▶ _Stated exercise_
Copy out all lines carrying the word "when".

-- Begin Given records --

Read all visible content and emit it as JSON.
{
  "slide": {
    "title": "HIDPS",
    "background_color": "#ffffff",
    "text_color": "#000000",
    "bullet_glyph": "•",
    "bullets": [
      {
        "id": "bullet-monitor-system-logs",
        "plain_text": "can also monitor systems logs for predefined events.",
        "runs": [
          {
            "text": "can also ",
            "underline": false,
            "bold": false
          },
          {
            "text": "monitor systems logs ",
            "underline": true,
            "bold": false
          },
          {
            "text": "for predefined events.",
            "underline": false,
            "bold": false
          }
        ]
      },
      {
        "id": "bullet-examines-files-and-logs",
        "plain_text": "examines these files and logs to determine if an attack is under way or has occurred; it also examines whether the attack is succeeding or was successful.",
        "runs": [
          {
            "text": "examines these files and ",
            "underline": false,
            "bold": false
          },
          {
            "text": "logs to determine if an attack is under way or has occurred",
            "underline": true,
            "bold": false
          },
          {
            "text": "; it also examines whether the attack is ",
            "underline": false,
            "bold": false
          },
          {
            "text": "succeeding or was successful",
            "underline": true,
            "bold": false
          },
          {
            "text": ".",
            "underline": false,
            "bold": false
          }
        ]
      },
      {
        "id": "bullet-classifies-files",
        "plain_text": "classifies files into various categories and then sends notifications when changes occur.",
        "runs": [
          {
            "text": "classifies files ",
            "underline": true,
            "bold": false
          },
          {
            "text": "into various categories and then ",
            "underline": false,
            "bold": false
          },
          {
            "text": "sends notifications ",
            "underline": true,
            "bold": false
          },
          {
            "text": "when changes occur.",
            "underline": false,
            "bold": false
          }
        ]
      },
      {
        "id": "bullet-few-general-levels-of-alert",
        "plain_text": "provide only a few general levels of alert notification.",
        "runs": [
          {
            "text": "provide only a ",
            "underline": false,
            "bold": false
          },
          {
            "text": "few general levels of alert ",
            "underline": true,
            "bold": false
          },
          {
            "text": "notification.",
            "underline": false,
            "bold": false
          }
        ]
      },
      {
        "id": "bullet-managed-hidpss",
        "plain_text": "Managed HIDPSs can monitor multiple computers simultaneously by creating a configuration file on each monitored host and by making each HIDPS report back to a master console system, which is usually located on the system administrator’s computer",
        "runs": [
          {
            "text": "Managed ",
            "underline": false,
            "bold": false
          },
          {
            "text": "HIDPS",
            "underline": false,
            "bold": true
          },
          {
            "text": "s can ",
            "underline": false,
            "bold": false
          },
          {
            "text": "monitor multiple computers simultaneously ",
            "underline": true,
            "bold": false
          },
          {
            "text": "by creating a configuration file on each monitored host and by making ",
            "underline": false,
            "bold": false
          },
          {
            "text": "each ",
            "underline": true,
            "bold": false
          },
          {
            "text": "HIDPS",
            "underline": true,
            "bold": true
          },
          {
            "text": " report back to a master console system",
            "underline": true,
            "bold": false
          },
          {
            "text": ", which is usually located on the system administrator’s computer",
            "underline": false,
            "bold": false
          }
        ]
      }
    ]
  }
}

-- End Given records --

▶ _Worked solution_
        "plain_text": "classifies files into various categories and then sends notifications when changes occur.",
            "text": "when changes occur.",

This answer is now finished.